▸ **Set task**:
Could you write out the records below exactly as they appear?

# Record excerpts start

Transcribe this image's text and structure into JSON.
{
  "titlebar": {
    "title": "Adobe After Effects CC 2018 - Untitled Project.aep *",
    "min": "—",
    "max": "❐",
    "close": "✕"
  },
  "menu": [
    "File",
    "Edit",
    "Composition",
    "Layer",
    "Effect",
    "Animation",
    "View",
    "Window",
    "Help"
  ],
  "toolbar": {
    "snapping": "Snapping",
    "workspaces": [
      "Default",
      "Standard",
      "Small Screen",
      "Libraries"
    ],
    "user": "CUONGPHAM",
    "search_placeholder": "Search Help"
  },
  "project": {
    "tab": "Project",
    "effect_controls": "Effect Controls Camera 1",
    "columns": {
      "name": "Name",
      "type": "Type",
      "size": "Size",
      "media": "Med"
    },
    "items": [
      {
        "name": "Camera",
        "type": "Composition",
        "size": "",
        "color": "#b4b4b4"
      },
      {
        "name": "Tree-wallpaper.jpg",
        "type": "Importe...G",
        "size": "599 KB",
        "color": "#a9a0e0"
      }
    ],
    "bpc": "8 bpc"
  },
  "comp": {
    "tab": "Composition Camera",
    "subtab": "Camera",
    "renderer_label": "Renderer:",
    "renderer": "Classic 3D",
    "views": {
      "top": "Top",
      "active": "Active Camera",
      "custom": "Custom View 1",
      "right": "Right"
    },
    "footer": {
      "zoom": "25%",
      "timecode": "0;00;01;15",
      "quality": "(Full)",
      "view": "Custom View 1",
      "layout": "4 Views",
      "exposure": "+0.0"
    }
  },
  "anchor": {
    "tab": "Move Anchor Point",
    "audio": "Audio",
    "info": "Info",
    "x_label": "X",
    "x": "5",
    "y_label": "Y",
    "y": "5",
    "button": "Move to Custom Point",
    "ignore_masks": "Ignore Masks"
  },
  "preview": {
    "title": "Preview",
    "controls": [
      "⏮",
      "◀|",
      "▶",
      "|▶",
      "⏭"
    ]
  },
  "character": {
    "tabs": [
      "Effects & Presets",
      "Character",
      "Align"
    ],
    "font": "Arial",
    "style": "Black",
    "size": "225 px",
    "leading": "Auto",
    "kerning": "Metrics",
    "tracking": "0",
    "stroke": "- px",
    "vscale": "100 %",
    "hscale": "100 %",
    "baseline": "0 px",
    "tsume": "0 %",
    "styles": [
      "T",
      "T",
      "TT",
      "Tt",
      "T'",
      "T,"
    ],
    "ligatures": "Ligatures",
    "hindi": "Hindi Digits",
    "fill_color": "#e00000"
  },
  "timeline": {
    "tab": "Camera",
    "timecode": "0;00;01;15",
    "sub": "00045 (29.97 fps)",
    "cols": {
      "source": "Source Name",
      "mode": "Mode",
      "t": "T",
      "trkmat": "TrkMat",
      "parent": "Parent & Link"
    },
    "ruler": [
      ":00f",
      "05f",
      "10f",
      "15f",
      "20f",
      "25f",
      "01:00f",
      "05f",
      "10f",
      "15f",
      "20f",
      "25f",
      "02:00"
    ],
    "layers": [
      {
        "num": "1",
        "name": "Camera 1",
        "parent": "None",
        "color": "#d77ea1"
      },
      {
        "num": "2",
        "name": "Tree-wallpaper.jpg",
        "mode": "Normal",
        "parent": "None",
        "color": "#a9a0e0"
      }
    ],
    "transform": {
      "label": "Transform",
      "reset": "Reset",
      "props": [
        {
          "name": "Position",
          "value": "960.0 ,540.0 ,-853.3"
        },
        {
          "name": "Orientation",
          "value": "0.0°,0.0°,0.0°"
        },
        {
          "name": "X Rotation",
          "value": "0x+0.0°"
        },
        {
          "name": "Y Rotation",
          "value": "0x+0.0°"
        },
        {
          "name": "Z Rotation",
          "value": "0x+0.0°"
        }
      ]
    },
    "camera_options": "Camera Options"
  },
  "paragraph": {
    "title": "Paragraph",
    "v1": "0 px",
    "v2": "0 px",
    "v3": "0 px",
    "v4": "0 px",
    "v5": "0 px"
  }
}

# Record excerpts end

▸ **Completed exercise**:
Transcribe this image's text and structure into JSON.
{
  "titlebar": {
    "title": "Adobe After Effects CC 2018 - Untitled Project.aep *",
    "min": "—",
    "max": "❐",
    "close": "✕"
  },
  "menu": [
    "File",
    "Edit",
    "Composition",
    "Layer",
    "Effect",
    "Animation",
    "View",
    "Window",
    "Help"
  ],
  "toolbar": {
    "snapping": "Snapping",
    "workspaces": [
      "Default",
      "Standard",
      "Small Screen",
      "Libraries"
    ],
    "user": "CUONGPHAM",
    "search_placeholder": "Search Help"
  },
  "project": {
    "tab": "Project",
    "effect_controls": "Effect Controls Camera 1",
    "columns": {
      "name": "Name",
      "type": "Type",
      "size": "Size",
      "media": "Med"
    },
    "items": [
      {
        "name": "Camera",
        "type": "Composition",
        "size": "",
        "color": "#b4b4b4"
      },
      {
        "name": "Tree-wallpaper.jpg",
        "type": "Importe...G",
        "size": "599 KB",
        "color": "#a9a0e0"
      }
    ],
    "bpc": "8 bpc"
  },
  "comp": {
    "tab": "Composition Camera",
    "subtab": "Camera",
    "renderer_label": "Renderer:",
    "renderer": "Classic 3D",
    "views": {
      "top": "Top",
      "active": "Active Camera",
      "custom": "Custom View 1",
      "right": "Right"
    },
    "footer": {
      "zoom": "25%",
      "timecode": "0;00;01;15",
      "quality": "(Full)",
      "view": "Custom View 1",
      "layout": "4 Views",
      "exposure": "+0.0"
    }
  },
  "anchor": {
    "tab": "Move Anchor Point",
    "audio": "Audio",
    "info": "Info",
    "x_label": "X",
    "x": "5",
    "y_label": "Y",
    "y": "5",
    "button": "Move to Custom Point",
    "ignore_masks": "Ignore Masks"
  },
  "preview": {
    "title": "Preview",
    "controls": [
      "⏮",
      "◀|",
      "▶",
      "|▶",
      "⏭"
    ]
  },
  "character": {
    "tabs": [
      "Effects & Presets",
      "Character",
      "Align"
    ],
    "font": "Arial",
    "style": "Black",
    "size": "225 px",
    "leading": "Auto",
    "kerning": "Metrics",
    "tracking": "0",
    "stroke": "- px",
    "vscale": "100 %",
    "hscale": "100 %",
    "baseline": "0 px",
    "tsume": "0 %",
    "styles": [
      "T",
      "T",
      "TT",
      "Tt",
      "T'",
      "T,"
    ],
    "ligatures": "Ligatures",
    "hindi": "Hindi Digits",
    "fill_color": "#e00000"
  },
  "timeline": {
    "tab": "Camera",
    "timecode": "0;00;01;15",
    "sub": "00045 (29.97 fps)",
    "cols": {
      "source": "Source Name",
      "mode": "Mode",
      "t": "T",
      "trkmat": "TrkMat",
      "parent": "Parent & Link"
    },
    "ruler": [
      ":00f",
      "05f",
      "10f",
      "15f",
      "20f",
      "25f",
      "01:00f",
      "05f",
      "10f",
      "15f",
      "20f",
      "25f",
      "02:00"
    ],
    "layers": [
      {
        "num": "1",
        "name": "Camera 1",
        "parent": "None",
        "color": "#d77ea1"
      },
      {
        "num": "2",
        "name": "Tree-wallpaper.jpg",
        "mode": "Normal",
        "parent": "None",
        "color": "#a9a0e0"
      }
    ],
    "transform": {
      "label": "Transform",
      "reset": "Reset",
      "props": [
        {
          "name": "Position",
          "value": "960.0 ,540.0 ,-853.3"
        },
        {
          "name": "Orientation",
          "value": "0.0°,0.0°,0.0°"
        },
        {
          "name": "X Rotation",
          "value": "0x+0.0°"
        },
        {
          "name": "Y Rotation",
          "value": "0x+0.0°"
        },
        {
          "name": "Z Rotation",
          "value": "0x+0.0°"
        }
      ]
    },
    "camera_options": "Camera Options"
  },
  "paragraph": {
    "title": "Paragraph",
    "v1": "0 px",
    "v2": "0 px",
    "v3": "0 px",
    "v4": "0 px",
    "v5": "0 px"
  }
}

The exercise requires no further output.